= Work instructions =
Work through the entries below and report how many lines include "valves". The number alone is the answer.

[Figure contents as structured data]

++++++++++++++++++++

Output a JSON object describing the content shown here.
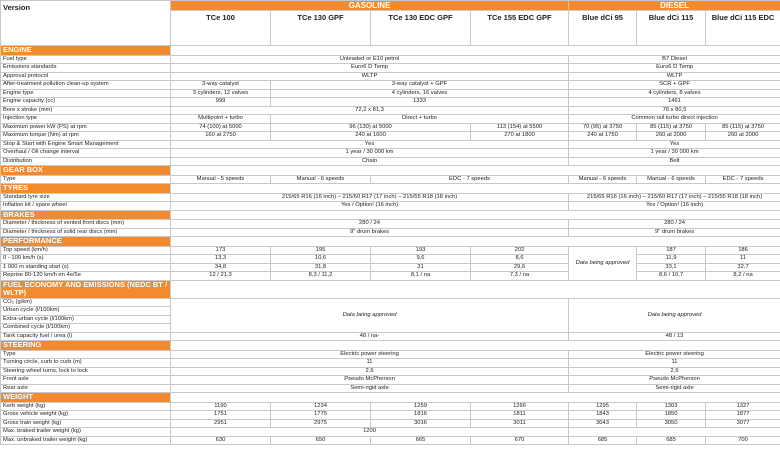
{
  "header": {
    "version": "Version",
    "groups": [
      {
        "name": "GASOLINE",
        "models": [
          "TCe 100",
          "TCe 130 GPF",
          "TCe 130 EDC GPF",
          "TCe 155 EDC GPF"
        ]
      },
      {
        "name": "DIESEL",
        "models": [
          "Blue dCi 95",
          "Blue dCi 115",
          "Blue dCi 115 EDC"
        ]
      }
    ]
  },
  "sections": [
    {
      "title": "ENGINE",
      "rows": [
        {
          "label": "Fuel type",
          "cells": [
            {
              "text": "Unleaded or E10 petrol",
              "span": 4
            },
            {
              "text": "B7 Diesel",
              "span": 3
            }
          ]
        },
        {
          "label": "Emissions standards",
          "cells": [
            {
              "text": "Euro6 D Temp",
              "span": 4
            },
            {
              "text": "Euro6 D Temp",
              "span": 3
            }
          ]
        },
        {
          "label": "Approval protocol",
          "cells": [
            {
              "text": "WLTP",
              "span": 4
            },
            {
              "text": "WLTP",
              "span": 3
            }
          ]
        },
        {
          "label": "After-treatment pollution clean-up system",
          "cells": [
            "3-way catalyst",
            {
              "text": "3-way catalyst + GPF",
              "span": 3
            },
            {
              "text": "SCR + GPF",
              "span": 3
            }
          ]
        },
        {
          "label": "Engine type",
          "cells": [
            "3 cylinders, 12 valves",
            {
              "text": "4 cylinders, 16 valves",
              "span": 3
            },
            {
              "text": "4 cylinders, 8 valves",
              "span": 3
            }
          ]
        },
        {
          "label": "Engine capacity (cc)",
          "cells": [
            "999",
            {
              "text": "1333",
              "span": 3
            },
            {
              "text": "1461",
              "span": 3
            }
          ]
        },
        {
          "label": "Bore x stroke (mm)",
          "cells": [
            {
              "text": "72,2 x 81,3",
              "span": 4
            },
            {
              "text": "76 x 80,5",
              "span": 3
            }
          ]
        },
        {
          "label": "Injection type",
          "cells": [
            "Multipoint + turbo",
            {
              "text": "Direct + turbo",
              "span": 3
            },
            {
              "text": "Common rail turbo direct injection",
              "span": 3
            }
          ]
        },
        {
          "label": "Maximum power kW (PS) at rpm",
          "cells": [
            "74 (100) at 5000",
            {
              "text": "96 (130) at 5000",
              "span": 2
            },
            "113 (154) at 5500",
            "70 (95) at 3750",
            "85 (115) at 3750",
            "85 (115) at 3750"
          ]
        },
        {
          "label": "Maximum torque (Nm) at rpm",
          "cells": [
            "160 at 2750",
            {
              "text": "240 at 1600",
              "span": 2
            },
            "270 at 1800",
            "240 at 1750",
            "260 at 2000",
            "260 at 2000"
          ]
        },
        {
          "label": "Stop & Start with Engine Smart Management",
          "cells": [
            {
              "text": "Yes",
              "span": 4
            },
            {
              "text": "Yes",
              "span": 3
            }
          ]
        },
        {
          "label": "Overhaul / Oil change interval",
          "cells": [
            {
              "text": "1 year / 30 000 km",
              "span": 4
            },
            {
              "text": "1 year / 30 000 km",
              "span": 3
            }
          ]
        },
        {
          "label": "Distribution",
          "cells": [
            {
              "text": "Chain",
              "span": 4
            },
            {
              "text": "Belt",
              "span": 3
            }
          ]
        }
      ]
    },
    {
      "title": "GEAR BOX",
      "rows": [
        {
          "label": "Type",
          "cells": [
            "Manual - 5 speeds",
            "Manual - 6 speeds",
            {
              "text": "EDC - 7 speeds",
              "span": 2
            },
            "Manual - 6 speeds",
            "Manual - 6 speeds",
            "EDC - 7 speeds"
          ]
        }
      ]
    },
    {
      "title": "TYRES",
      "rows": [
        {
          "label": "Standard tyre size",
          "cells": [
            {
              "text": "215/65 R16 (16 inch) – 215/60 R17 (17 inch) – 215/55 R18 (18 inch)",
              "span": 4
            },
            {
              "text": "215/65 R16 (16 inch) – 215/60 R17 (17 inch) – 215/55 R18 (18 inch)",
              "span": 3
            }
          ]
        },
        {
          "label": "Inflation kit / spare wheel",
          "cells": [
            {
              "text": "Yes / Option! (16 inch)",
              "span": 4
            },
            {
              "text": "Yes / Option! (16 inch)",
              "span": 3
            }
          ]
        }
      ]
    },
    {
      "title": "BRAKES",
      "rows": [
        {
          "label": "Diameter / thickness of vented front discs (mm)",
          "cells": [
            {
              "text": "280 / 24",
              "span": 4
            },
            {
              "text": "280 / 24",
              "span": 3
            }
          ]
        },
        {
          "label": "Diameter / thickness of solid rear discs (mm)",
          "cells": [
            {
              "text": "9\" drum brakes",
              "span": 4
            },
            {
              "text": "9\" drum brakes",
              "span": 3
            }
          ]
        }
      ]
    },
    {
      "title": "PERFORMANCE",
      "rows": [
        {
          "label": "Top speed (km/h)",
          "cells": [
            "173",
            "195",
            "193",
            "202",
            {
              "text": "Data being approved",
              "rowspan": 4
            },
            "187",
            "186"
          ]
        },
        {
          "label": "0 - 100 km/h (s)",
          "cells": [
            "13,3",
            "10,6",
            "9,6",
            "8,6",
            "11,9",
            "11"
          ]
        },
        {
          "label": "1 000 m standing start (s)",
          "cells": [
            "34,8",
            "31,8",
            "31",
            "29,6",
            "33,1",
            "32,7"
          ]
        },
        {
          "label": "Reprise 80-120 km/h en 4e/5e",
          "cells": [
            "12 / 21,3",
            "8,3 / 11,2",
            "8,1 / na",
            "7,3 / na",
            "8,6 / 10,7",
            "8,2 / na"
          ]
        }
      ]
    },
    {
      "title": "FUEL ECONOMY AND EMISSIONS (NEDC BT / WLTP)",
      "rows": [
        {
          "label": "CO₂ (g/km)",
          "cells": [
            {
              "text": "Data being approved",
              "span": 4,
              "rowspan": 4
            },
            {
              "text": "Data being approved",
              "span": 3,
              "rowspan": 4
            }
          ]
        },
        {
          "label": "Urban cycle (l/100km)",
          "cells": []
        },
        {
          "label": "Extra-urban cycle (l/100km)",
          "cells": []
        },
        {
          "label": "Combined cycle (l/100km)",
          "cells": []
        },
        {
          "label": "Tank capacity fuel / urea (l)",
          "cells": [
            {
              "text": "48 / na-",
              "span": 4
            },
            {
              "text": "48 / 13",
              "span": 3
            }
          ]
        }
      ]
    },
    {
      "title": "STEERING",
      "rows": [
        {
          "label": "Type",
          "cells": [
            {
              "text": "Electric power steering",
              "span": 4
            },
            {
              "text": "Electric power steering",
              "span": 3
            }
          ]
        },
        {
          "label": "Turning circle, curb to curb (m)",
          "cells": [
            {
              "text": "11",
              "span": 4
            },
            {
              "text": "11",
              "span": 3
            }
          ]
        },
        {
          "label": "Steering wheel turns, lock to lock",
          "cells": [
            {
              "text": "2,6",
              "span": 4
            },
            {
              "text": "2,6",
              "span": 3
            }
          ]
        },
        {
          "label": "Front axle",
          "cells": [
            {
              "text": "Pseudo McPherson",
              "span": 4
            },
            {
              "text": "Pseudo McPherson",
              "span": 3
            }
          ]
        },
        {
          "label": "Rear axle",
          "cells": [
            {
              "text": "Semi-rigid axle",
              "span": 4
            },
            {
              "text": "Semi-rigid axle",
              "span": 3
            }
          ]
        }
      ]
    },
    {
      "title": "WEIGHT",
      "rows": [
        {
          "label": "Kerb weight (kg)",
          "cells": [
            "1190",
            "1234",
            "1259",
            "1266",
            "1295",
            "1303",
            "1327"
          ]
        },
        {
          "label": "Gross vehicle weight (kg)",
          "cells": [
            "1751",
            "1775",
            "1816",
            "1811",
            "1843",
            "1850",
            "1877"
          ]
        },
        {
          "label": "Gross train weight (kg)",
          "cells": [
            "2951",
            "2975",
            "3016",
            "3011",
            "3043",
            "3050",
            "3077"
          ]
        },
        {
          "label": "Max. braked trailer weight (kg)",
          "cells": [
            {
              "text": "1200",
              "span": 4
            },
            {
              "span": 3
            }
          ]
        },
        {
          "label": "Max. unbraked trailer weight (kg)",
          "cells": [
            "630",
            "650",
            "665",
            "670",
            "685",
            "685",
            "700"
          ]
        }
      ]
    }
  ]
}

++++++++++++++++++++

= Response =
3